→ Work instructions
Copy out the entries below precisely; nothing is to be omitted.

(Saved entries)
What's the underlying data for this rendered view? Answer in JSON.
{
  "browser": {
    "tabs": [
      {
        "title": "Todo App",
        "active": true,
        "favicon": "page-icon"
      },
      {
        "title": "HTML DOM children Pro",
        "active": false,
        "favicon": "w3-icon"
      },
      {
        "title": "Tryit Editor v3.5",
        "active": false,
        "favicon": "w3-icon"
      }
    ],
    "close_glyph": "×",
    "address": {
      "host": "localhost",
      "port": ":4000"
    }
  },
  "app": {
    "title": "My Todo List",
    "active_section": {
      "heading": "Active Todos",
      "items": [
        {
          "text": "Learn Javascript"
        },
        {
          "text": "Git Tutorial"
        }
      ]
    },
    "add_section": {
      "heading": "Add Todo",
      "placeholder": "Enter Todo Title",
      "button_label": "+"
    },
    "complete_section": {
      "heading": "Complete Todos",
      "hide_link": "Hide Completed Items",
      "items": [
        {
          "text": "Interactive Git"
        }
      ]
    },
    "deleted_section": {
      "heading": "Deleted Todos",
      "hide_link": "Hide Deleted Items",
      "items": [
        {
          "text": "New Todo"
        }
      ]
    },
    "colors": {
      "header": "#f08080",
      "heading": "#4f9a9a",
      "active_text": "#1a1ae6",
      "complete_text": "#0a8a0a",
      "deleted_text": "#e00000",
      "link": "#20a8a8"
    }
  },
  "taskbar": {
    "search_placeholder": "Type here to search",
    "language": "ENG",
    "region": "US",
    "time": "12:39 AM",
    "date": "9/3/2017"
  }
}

→ Response
What's the underlying data for this rendered view? Answer in JSON.
{
  "browser": {
    "tabs": [
      {
        "title": "Todo App",
        "active": true,
        "favicon": "page-icon"
      },
      {
        "title": "HTML DOM children Pro",
        "active": false,
        "favicon": "w3-icon"
      },
      {
        "title": "Tryit Editor v3.5",
        "active": false,
        "favicon": "w3-icon"
      }
    ],
    "close_glyph": "×",
    "address": {
      "host": "localhost",
      "port": ":4000"
    }
  },
  "app": {
    "title": "My Todo List",
    "active_section": {
      "heading": "Active Todos",
      "items": [
        {
          "text": "Learn Javascript"
        },
        {
          "text": "Git Tutorial"
        }
      ]
    },
    "add_section": {
      "heading": "Add Todo",
      "placeholder": "Enter Todo Title",
      "button_label": "+"
    },
    "complete_section": {
      "heading": "Complete Todos",
      "hide_link": "Hide Completed Items",
      "items": [
        {
          "text": "Interactive Git"
        }
      ]
    },
    "deleted_section": {
      "heading": "Deleted Todos",
      "hide_link": "Hide Deleted Items",
      "items": [
        {
          "text": "New Todo"
        }
      ]
    },
    "colors": {
      "header": "#f08080",
      "heading": "#4f9a9a",
      "active_text": "#1a1ae6",
      "complete_text": "#0a8a0a",
      "deleted_text": "#e00000",
      "link": "#20a8a8"
    }
  },
  "taskbar": {
    "search_placeholder": "Type here to search",
    "language": "ENG",
    "region": "US",
    "time": "12:39 AM",
    "date": "9/3/2017"
  }
}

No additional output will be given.